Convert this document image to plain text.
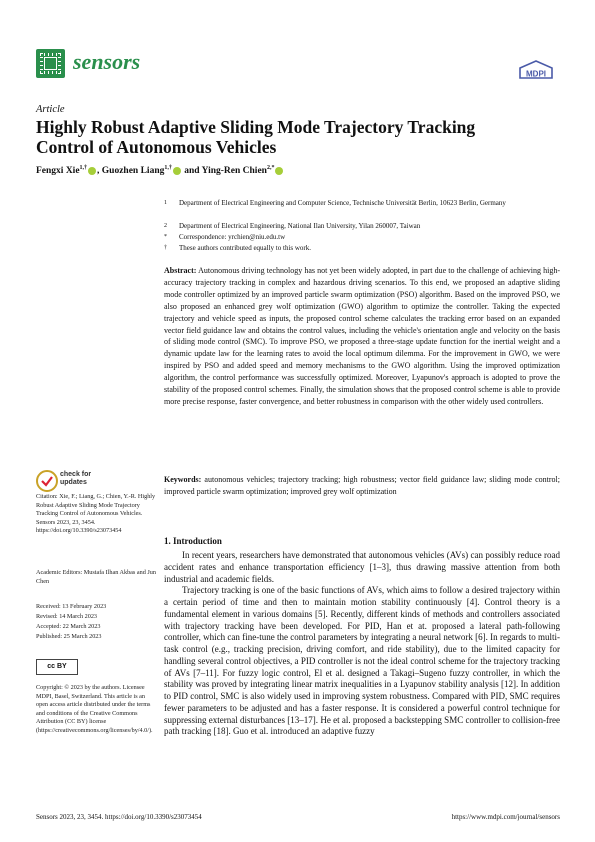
sensors	MDPI
Article
Highly Robust Adaptive Sliding Mode Trajectory Tracking Control of Autonomous Vehicles
Fengxi Xie$^{1,\dagger}$ , Guozhen Liang$^{1,\dagger}$ and Ying-Ren Chien$^{2,*}$
1 Department of Electrical Engineering and Computer Science, Technische Universität Berlin, 10623 Berlin, Germany
2 Department of Electrical Engineering, National Ilan University, Yilan 260007, Taiwan
* Correspondence: yrchien@niu.edu.tw
† These authors contributed equally to this work.
Abstract: Autonomous driving technology has not yet been widely adopted, in part due to the challenge of achieving high-accuracy trajectory tracking in complex and hazardous driving scenarios. To this end, we proposed an adaptive sliding mode controller optimized by an improved particle swarm optimization (PSO) algorithm. Based on the improved PSO, we also proposed an enhanced grey wolf optimization (GWO) algorithm to optimize the controller. Taking the expected trajectory and vehicle speed as inputs, the proposed control scheme calculates the tracking error based on an expanded vector field guidance law and obtains the control values, including the vehicle's orientation angle and velocity on the basis of sliding mode control (SMC). To improve PSO, we proposed a three-stage update function for the inertial weight and a dynamic update law for the learning rates to avoid the local optimum dilemma. For the improvement in GWO, we were inspired by PSO and added speed and memory mechanisms to the GWO algorithm. Using the improved optimization algorithm, the control performance was successfully optimized. Moreover, Lyapunov's approach is adopted to prove the stability of the proposed control schemes. Finally, the simulation shows that the proposed control scheme is able to provide more precise response, faster convergence, and better robustness in comparison with the other widely used controllers.
Keywords: autonomous vehicles; trajectory tracking; high robustness; vector field guidance law; sliding mode control; improved particle swarm optimization; improved grey wolf optimization
check for
updates
Citation: Xie, F.; Liang, G.; Chien, Y.-R. Highly Robust Adaptive Sliding Mode Trajectory Tracking Control of Autonomous Vehicles. Sensors 2023, 23, 3454. https://doi.org/10.3390/s23073454
Academic Editors: Mustafa Ilhan Akbas and Jun Chen
Received: 13 February 2023
Revised: 14 March 2023
Accepted: 22 March 2023
Published: 25 March 2023
cc BY
Copyright: © 2023 by the authors. Licensee MDPI, Basel, Switzerland. This article is an open access article distributed under the terms and conditions of the Creative Commons Attribution (CC BY) license (https://creativecommons.org/licenses/by/4.0/).
1. Introduction

In recent years, researchers have demonstrated that autonomous vehicles (AVs) can possibly reduce road accident rates and enhance transportation efficiency [1–3], thus drawing massive attention from both industrial and academic fields.

Trajectory tracking is one of the basic functions of AVs, which aims to follow a desired trajectory within a certain period of time and then to maintain motion stability continuously [4]. Control theory is a fundamental element in various domains [5]. Recently, different kinds of methods and controllers associated with trajectory tracking have been developed. For PID, Han et at. proposed a lateral path-following controller, which can fine-tune the control parameters by integrating a neural network [6]. In regards to multi-task control (e.g., tracking precision, driving comfort, and ride stability), due to the limited capacity for handling several control objectives, a PID controller is not the ideal control scheme for the trajectory tracking of AVs [7–11]. For fuzzy logic control, El et al. designed a Takagi–Sugeno fuzzy controller, in which the stability was proved by integrating linear matrix inequalities in a Lyapunov stability analysis [12]. In addition to PID control, SMC is also widely used in improving system robustness. Compared with PID, SMC requires fewer parameters to be adjusted and has a faster response. It is considered a powerful control technique for suppressing external disturbances [13–17]. He et al. proposed a backstepping SMC controller to collision-free path tracking [18]. Guo et al. introduced an adaptive fuzzy

Sensors 2023, 23, 3454. https://doi.org/10.3390/s23073454	https://www.mdpi.com/journal/sensors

◆ Brief:
Lines that include the word "Department" are to be extracted from the data above.

◆ Problem solution:
1 Department of Electrical Engineering and Computer Science, Technische Universität Berlin, 10623 Berlin, Germany
2 Department of Electrical Engineering, National Ilan University, Yilan 260007, Taiwan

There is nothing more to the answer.